(Data records)
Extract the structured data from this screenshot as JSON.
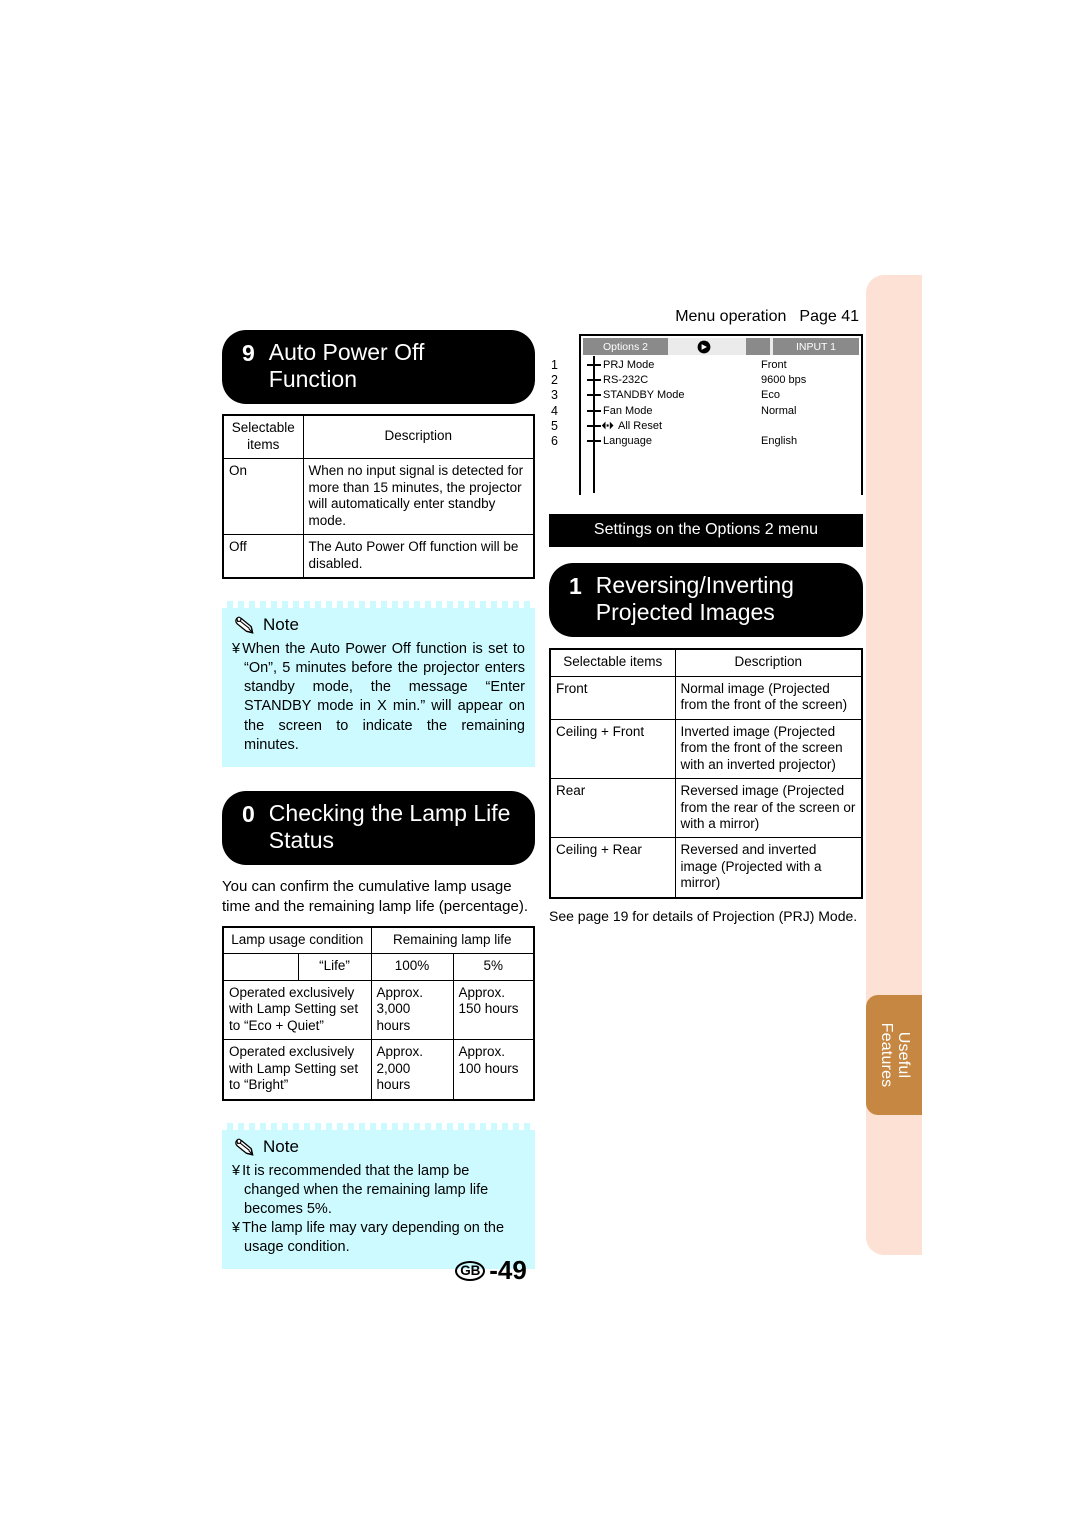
{
  "side_tab": {
    "label": "Useful\nFeatures",
    "color": "#c68742"
  },
  "page_footer": {
    "region": "GB",
    "number": "-49"
  },
  "left_column": {
    "section9": {
      "number": "9",
      "title": "Auto Power Off\nFunction",
      "table": {
        "headers": [
          "Selectable\nitems",
          "Description"
        ],
        "rows": [
          [
            "On",
            "When no input signal is detected for more than 15 minutes, the projector will automatically enter standby mode."
          ],
          [
            "Off",
            "The Auto Power Off function will be disabled."
          ]
        ]
      },
      "note": {
        "title": "Note",
        "items": [
          "When the Auto Power Off function is set to “On”, 5 minutes before the projector enters standby mode, the message “Enter STANDBY mode in X min.” will appear on the screen to indicate the remaining minutes."
        ]
      }
    },
    "section10": {
      "number": "0",
      "title": "Checking the Lamp Life\nStatus",
      "intro": "You can confirm the cumulative lamp usage time and the remaining lamp life (percentage).",
      "table": {
        "header_row1": [
          "Lamp usage condition",
          "Remaining lamp life"
        ],
        "header_row2": [
          "",
          "“Life”",
          "100%",
          "5%"
        ],
        "rows": [
          [
            "Operated exclusively with Lamp Setting set to “Eco + Quiet”",
            "Approx. 3,000 hours",
            "Approx. 150 hours"
          ],
          [
            "Operated exclusively with Lamp Setting set to “Bright”",
            "Approx. 2,000 hours",
            "Approx. 100 hours"
          ]
        ]
      },
      "note": {
        "title": "Note",
        "items": [
          "It is recommended that the lamp be changed when the remaining lamp life becomes 5%.",
          "The lamp life may vary depending on the usage condition."
        ]
      }
    }
  },
  "right_column": {
    "menu_operation_label": "Menu operation",
    "menu_operation_page": "Page 41",
    "osd": {
      "tab_name": "Options 2",
      "icon": "right-arrow-icon",
      "input_label": "INPUT 1",
      "rows": [
        {
          "num": "1",
          "label": "PRJ Mode",
          "value": "Front"
        },
        {
          "num": "2",
          "label": "RS-232C",
          "value": "9600 bps"
        },
        {
          "num": "3",
          "label": "STANDBY Mode",
          "value": "Eco"
        },
        {
          "num": "4",
          "label": "Fan Mode",
          "value": "Normal"
        },
        {
          "num": "5",
          "label": "All Reset",
          "value": ""
        },
        {
          "num": "6",
          "label": "Language",
          "value": "English"
        }
      ]
    },
    "banner": "Settings on the Options 2 menu",
    "section1": {
      "number": "1",
      "title": "Reversing/Inverting\nProjected Images",
      "table": {
        "headers": [
          "Selectable items",
          "Description"
        ],
        "rows": [
          [
            "Front",
            "Normal image (Projected from the front of the screen)"
          ],
          [
            "Ceiling + Front",
            "Inverted image (Projected from the front of the screen with an inverted projector)"
          ],
          [
            "Rear",
            "Reversed image (Projected from the rear of the screen or with a mirror)"
          ],
          [
            "Ceiling + Rear",
            "Reversed and inverted image (Projected with a mirror)"
          ]
        ]
      },
      "footnote": "See page 19 for details of Projection (PRJ) Mode."
    }
  }
}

• **The task**
Gather and return every line that holds the string "from".

• **Output for this task**
Extract the structured data from this screenshot as JSON.
            "Normal image (Projected from the front of the screen)"
            "Inverted image (Projected from the front of the screen with an inverted projector)"
            "Reversed image (Projected from the rear of the screen or with a mirror)"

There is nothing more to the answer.